━━ Items
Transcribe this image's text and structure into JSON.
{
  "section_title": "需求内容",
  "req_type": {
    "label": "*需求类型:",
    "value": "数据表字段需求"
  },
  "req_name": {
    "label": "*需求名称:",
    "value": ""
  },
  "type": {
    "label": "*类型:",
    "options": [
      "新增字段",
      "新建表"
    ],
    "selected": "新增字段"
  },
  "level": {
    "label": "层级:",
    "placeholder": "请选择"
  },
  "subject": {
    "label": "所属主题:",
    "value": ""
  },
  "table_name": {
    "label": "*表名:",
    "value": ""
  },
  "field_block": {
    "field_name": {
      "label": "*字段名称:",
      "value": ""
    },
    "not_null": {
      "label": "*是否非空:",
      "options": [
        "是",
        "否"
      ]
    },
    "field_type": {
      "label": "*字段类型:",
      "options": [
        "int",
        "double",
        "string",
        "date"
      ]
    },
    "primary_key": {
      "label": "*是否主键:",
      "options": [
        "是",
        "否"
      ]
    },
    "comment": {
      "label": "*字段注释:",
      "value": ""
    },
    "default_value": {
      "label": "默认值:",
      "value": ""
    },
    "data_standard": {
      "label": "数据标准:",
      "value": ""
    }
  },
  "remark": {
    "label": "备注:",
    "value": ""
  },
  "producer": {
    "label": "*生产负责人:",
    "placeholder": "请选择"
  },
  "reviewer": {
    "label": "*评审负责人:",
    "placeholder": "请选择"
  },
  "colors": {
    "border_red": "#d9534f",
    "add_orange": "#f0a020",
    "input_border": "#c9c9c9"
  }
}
━━━━
▶ Stated problem: Would you reproduce the material above in full, exactly as given?

▶ Correct response:
Transcribe this image's text and structure into JSON.
{
  "section_title": "需求内容",
  "req_type": {
    "label": "*需求类型:",
    "value": "数据表字段需求"
  },
  "req_name": {
    "label": "*需求名称:",
    "value": ""
  },
  "type": {
    "label": "*类型:",
    "options": [
      "新增字段",
      "新建表"
    ],
    "selected": "新增字段"
  },
  "level": {
    "label": "层级:",
    "placeholder": "请选择"
  },
  "subject": {
    "label": "所属主题:",
    "value": ""
  },
  "table_name": {
    "label": "*表名:",
    "value": ""
  },
  "field_block": {
    "field_name": {
      "label": "*字段名称:",
      "value": ""
    },
    "not_null": {
      "label": "*是否非空:",
      "options": [
        "是",
        "否"
      ]
    },
    "field_type": {
      "label": "*字段类型:",
      "options": [
        "int",
        "double",
        "string",
        "date"
      ]
    },
    "primary_key": {
      "label": "*是否主键:",
      "options": [
        "是",
        "否"
      ]
    },
    "comment": {
      "label": "*字段注释:",
      "value": ""
    },
    "default_value": {
      "label": "默认值:",
      "value": ""
    },
    "data_standard": {
      "label": "数据标准:",
      "value": ""
    }
  },
  "remark": {
    "label": "备注:",
    "value": ""
  },
  "producer": {
    "label": "*生产负责人:",
    "placeholder": "请选择"
  },
  "reviewer": {
    "label": "*评审负责人:",
    "placeholder": "请选择"
  },
  "colors": {
    "border_red": "#d9534f",
    "add_orange": "#f0a020",
    "input_border": "#c9c9c9"
  }
}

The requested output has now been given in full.